A native version would definitely be better from a usability standpoint as people wouldn't have to sit and wait forever for foo_vis_bacon to scan their plugin directory just to change the texture settings or something. It's also likely to be more stable. The main difference you would have to adapt to going from Winamp to foobar is that you have no control over the number of waveform and spectrum samples you get at any given time; you just have to figure out some way of working with what you get. Also, the latency reporting function is kinda counter-intuitive - it expects a negative return value.
EDIT: I've figured out why the new version seems slower (like 20 fps in foobar vs. around 70 in Winamp). To convert from the data foobar gives me to the data Winamp expectes, I have to run a 1152-point FFT to get the 576-point spectrum, then convert the spectrum and waveform data from floating-point to char, which means 2304 conversions if the audio output is stereo. This takes a while. With the revision, the Winamp plugin is told to render only after this is done, so the Winamp plugin rendering is very CPU-limited; with the old version, the Winamp plugin didn't care if the data it was getting was remotely up-to-date as long as it got to draw stuff on time. foobar2000 will tell visualization plugins to skip over data if the previous stuff got backed up, so the old version was probably updating the actual data only around 10 or 15 times per second even though the plugin got to render a lot more.
So it looks like I'm going to have to play the workaround game.

## Given request 1
Recast the entries in the stretch from the first line of the records through the line containing "host-search-box[interactable]: Поиск xyxy=(135,346,205,357)" as a JSON list of strings, one string per line, omitting blank lines.

Some records:
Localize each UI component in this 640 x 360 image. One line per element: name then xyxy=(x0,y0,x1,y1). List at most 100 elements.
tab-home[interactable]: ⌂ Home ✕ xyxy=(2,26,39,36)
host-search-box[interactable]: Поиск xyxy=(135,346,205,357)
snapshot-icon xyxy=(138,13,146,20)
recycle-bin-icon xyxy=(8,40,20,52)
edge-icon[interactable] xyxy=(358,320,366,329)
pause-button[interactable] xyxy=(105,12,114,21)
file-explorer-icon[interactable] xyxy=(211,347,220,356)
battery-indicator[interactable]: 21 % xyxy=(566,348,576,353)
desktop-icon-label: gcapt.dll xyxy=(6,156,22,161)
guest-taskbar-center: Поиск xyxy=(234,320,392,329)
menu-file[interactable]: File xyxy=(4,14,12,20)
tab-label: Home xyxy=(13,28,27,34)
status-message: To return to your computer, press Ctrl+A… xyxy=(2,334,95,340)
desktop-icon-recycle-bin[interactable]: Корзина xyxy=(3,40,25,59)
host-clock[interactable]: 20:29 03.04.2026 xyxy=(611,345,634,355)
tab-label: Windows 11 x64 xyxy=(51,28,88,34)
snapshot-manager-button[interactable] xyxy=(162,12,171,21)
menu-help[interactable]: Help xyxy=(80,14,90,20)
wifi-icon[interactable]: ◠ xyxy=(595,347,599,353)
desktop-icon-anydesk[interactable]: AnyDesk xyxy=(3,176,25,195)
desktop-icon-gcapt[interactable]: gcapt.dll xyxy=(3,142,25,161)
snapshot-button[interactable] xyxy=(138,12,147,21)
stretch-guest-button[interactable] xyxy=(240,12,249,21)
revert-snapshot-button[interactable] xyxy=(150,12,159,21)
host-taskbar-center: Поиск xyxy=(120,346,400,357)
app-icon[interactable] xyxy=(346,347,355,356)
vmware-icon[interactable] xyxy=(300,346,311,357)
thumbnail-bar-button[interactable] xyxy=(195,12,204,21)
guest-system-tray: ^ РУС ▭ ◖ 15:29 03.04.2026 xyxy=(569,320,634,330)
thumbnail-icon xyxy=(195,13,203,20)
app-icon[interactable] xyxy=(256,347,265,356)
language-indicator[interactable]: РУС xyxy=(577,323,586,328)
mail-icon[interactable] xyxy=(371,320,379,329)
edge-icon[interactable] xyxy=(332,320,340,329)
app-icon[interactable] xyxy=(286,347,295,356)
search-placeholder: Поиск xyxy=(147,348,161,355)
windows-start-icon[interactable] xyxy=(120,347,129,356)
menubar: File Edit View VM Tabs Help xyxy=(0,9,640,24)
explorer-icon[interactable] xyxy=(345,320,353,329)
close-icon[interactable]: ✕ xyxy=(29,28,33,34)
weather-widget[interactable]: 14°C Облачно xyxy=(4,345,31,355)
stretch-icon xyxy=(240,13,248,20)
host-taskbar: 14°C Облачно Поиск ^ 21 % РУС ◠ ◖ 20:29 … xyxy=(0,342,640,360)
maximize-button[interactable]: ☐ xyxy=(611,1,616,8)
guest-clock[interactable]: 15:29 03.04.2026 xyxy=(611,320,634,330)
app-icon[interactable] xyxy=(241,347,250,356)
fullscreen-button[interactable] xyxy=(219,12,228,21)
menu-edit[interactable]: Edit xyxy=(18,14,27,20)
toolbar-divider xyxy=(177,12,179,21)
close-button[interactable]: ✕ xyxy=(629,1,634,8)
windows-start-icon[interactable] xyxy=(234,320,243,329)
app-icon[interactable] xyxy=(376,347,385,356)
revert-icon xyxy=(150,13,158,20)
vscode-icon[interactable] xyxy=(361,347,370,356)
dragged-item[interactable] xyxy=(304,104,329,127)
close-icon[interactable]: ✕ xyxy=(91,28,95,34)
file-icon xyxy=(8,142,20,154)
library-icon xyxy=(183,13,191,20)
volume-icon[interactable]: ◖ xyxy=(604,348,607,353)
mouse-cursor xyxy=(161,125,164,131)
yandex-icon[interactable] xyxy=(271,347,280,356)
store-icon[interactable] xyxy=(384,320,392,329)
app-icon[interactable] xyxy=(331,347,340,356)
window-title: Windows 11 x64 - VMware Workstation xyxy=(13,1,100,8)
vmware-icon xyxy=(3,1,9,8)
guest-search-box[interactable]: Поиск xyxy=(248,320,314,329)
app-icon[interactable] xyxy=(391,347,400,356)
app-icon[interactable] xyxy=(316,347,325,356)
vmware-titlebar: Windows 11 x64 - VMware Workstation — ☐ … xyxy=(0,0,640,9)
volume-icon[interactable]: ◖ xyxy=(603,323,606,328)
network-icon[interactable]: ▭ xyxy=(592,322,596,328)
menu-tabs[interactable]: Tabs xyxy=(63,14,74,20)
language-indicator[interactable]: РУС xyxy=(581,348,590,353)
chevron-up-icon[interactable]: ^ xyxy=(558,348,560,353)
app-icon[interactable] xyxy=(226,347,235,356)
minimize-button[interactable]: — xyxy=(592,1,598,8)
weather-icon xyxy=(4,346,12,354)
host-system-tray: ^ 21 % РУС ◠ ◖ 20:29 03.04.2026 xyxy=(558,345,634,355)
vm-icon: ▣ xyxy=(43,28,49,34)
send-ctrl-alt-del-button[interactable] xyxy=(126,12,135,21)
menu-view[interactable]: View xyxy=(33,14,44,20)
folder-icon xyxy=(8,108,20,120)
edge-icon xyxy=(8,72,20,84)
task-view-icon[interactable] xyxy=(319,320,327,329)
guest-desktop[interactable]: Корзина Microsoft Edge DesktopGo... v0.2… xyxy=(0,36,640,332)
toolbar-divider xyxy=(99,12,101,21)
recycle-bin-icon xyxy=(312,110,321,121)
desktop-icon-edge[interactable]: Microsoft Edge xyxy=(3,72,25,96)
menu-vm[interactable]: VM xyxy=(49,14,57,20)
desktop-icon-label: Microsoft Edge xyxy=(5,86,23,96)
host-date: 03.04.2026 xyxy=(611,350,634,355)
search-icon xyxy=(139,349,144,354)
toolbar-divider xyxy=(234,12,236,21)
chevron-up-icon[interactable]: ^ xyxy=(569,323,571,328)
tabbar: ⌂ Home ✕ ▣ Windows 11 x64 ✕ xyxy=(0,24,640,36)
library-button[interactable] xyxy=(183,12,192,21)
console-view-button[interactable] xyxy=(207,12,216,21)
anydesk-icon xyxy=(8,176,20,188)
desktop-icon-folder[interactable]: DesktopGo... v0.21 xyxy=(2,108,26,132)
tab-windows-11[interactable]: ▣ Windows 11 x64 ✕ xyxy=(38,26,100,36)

## Given request 2
Decide whether each statement agrees with the passage on the foobar visualization plugin, answering yes or no and quoting the deciding words: (a) The new version runs at roughly 20 fps in foobar compared with about 70 in Winamp. (b) The latency reporting function expects a positive return value. (c) Converting the stereo data from floating-point to char takes 1152 conversions.

## Written response 1
[
  "Localize each UI component in this 640 x 360 image. One line per element: name then xyxy=(x0,y0,x1,y1). List at most 100 elements.",
  "tab-home[interactable]: ⌂ Home ✕ xyxy=(2,26,39,36)",
  "host-search-box[interactable]: Поиск xyxy=(135,346,205,357)"
]

## Written response 2
(a) Yes: "like 20 fps in foobar vs. around 70 in Winamp"
(b) No: "it expects a negative return value"
(c) No: "2304 conversions if the audio output is stereo"